DOCUMENT EXTRACT:
★ ★ ★

Monday, Nov. 30, 1953
Billy & I
A year ago last August, a slight, 18-year-old California ranch hand named Billy Rupp committed an appallingly brutal murder. He cornered a 15-year-old baby sitter named Ruby Ann Payne in the television room of his boss's Orange County home, slugged her with a hammer and then shot her twice with a .22 rifle. He was found cutting the dying girl's clothes off with a pair of scissors. He fled, was captured, tried, found sane, and sentenced to die this month in the gas chamber at San Quentin Penitentiary.
A Damaged Brain. Last week California's Governor Goodwin Knight received an extraordinary letter from Billy Rupp's 25-year-old sister, a senior at the University of California:
"The law," she began, "is archaic. The condemned is often the burden bearer for the . . . unblamed. Let me tell you a little of the background of this boy with his tortured and twisted mind and spirit.
"One doesn't become insane in one day, and Billy's present condition stems from circumstances beyond his control . . . I can remember seeing him in convulsions when he was a tiny child. The spasms were so violent that it took both my parents to hold him while they gave him hot baths to ease the tension. The results of this condition were discovered when electroencephalographic tests were made recently: the area of the brain was damaged which controls the inhibition animal impulses. A child with this handicap would have had difficulty adjusting to a favorable environment. But it is hard for anyone who has had the blessing of a loving family to realize the nightmare Billy and I lived in.

★ ★ ★

REQUIREMENT 1: According to the article about Billy Rupp, where was he sentenced to die?
REQUIREMENT 2: Reproduce word for word the passage of the article about Billy Rupp that begins at the words "Monday, Nov. 30, 1953" and stops after "San Quentin Penitentiary.".
The entries have no connection to the article about Billy Rupp.

SUPPLIED INFORMATION:
★ ★ ★

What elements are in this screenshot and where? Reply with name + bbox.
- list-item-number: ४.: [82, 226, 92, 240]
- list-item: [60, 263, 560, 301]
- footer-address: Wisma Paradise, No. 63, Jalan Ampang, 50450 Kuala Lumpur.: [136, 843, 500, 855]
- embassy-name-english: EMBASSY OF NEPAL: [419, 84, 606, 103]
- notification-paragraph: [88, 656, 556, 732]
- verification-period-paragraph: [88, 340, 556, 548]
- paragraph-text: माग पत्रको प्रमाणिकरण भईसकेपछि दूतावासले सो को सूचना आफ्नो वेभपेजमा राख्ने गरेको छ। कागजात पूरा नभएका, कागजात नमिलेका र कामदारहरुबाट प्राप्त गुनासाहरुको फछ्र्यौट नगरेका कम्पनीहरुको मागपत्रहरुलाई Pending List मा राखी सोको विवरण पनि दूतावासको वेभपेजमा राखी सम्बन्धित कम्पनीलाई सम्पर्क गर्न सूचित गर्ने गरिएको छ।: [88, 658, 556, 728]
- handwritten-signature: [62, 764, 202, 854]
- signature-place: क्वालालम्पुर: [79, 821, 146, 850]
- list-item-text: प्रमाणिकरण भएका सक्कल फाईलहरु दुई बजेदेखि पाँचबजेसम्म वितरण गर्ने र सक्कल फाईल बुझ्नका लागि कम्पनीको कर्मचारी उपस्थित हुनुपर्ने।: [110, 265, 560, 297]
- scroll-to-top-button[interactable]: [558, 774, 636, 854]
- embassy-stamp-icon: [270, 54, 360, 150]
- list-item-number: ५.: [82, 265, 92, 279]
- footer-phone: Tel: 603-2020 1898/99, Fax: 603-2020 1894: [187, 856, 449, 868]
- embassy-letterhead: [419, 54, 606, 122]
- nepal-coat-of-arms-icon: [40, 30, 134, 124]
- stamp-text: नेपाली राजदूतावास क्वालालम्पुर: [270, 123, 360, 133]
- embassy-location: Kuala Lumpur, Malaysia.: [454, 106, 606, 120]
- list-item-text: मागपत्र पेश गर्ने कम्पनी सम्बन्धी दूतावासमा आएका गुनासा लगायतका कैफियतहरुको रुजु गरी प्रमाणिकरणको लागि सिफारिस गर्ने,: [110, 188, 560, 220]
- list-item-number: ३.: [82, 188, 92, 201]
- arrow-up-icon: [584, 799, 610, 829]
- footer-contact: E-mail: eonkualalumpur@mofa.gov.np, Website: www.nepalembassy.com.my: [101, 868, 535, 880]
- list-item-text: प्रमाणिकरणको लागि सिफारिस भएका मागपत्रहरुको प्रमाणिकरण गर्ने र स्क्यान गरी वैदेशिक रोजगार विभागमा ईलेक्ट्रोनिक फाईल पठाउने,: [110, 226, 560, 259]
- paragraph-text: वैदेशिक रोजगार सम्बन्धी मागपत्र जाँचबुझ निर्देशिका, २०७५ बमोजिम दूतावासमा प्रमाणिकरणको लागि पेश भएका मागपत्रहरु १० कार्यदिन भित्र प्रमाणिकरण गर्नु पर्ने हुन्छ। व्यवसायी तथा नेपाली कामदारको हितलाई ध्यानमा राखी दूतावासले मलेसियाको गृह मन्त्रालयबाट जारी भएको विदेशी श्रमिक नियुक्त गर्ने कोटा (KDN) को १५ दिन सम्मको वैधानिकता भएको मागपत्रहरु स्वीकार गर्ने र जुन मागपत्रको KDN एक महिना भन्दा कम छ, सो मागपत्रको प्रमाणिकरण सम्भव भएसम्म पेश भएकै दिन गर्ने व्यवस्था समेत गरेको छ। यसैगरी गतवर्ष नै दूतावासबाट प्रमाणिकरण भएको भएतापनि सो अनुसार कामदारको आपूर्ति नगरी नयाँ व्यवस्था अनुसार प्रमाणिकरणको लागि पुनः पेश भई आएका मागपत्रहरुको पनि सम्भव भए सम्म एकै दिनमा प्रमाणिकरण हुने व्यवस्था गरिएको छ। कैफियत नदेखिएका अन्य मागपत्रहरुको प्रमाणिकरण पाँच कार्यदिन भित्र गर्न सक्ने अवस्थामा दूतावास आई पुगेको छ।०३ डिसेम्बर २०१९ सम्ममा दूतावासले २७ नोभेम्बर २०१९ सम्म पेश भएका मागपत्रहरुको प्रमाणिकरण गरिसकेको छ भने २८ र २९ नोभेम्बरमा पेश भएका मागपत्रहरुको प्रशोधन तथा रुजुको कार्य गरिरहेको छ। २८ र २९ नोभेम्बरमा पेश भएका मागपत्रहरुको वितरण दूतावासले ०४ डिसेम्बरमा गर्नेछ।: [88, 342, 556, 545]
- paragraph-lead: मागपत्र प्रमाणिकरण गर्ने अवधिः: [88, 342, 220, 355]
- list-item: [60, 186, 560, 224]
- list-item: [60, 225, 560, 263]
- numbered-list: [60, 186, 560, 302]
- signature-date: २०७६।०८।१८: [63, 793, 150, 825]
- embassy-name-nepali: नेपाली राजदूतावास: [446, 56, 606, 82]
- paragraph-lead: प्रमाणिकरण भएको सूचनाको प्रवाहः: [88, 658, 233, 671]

★ ★ ★

CORRECT RESPONSE 1: In the gas chamber at San Quentin Penitentiary.

CORRECT RESPONSE 2:
Monday, Nov. 30, 1953
Billy & I
A year ago last August, a slight, 18-year-old California ranch hand named Billy Rupp committed an appallingly brutal murder. He cornered a 15-year-old baby sitter named Ruby Ann Payne in the television room of his boss's Orange County home, slugged her with a hammer and then shot her twice with a .22 rifle. He was found cutting the dying girl's clothes off with a pair of scissors. He fled, was captured, tried, found sane, and sentenced to die this month in the gas chamber at San Quentin Penitentiary.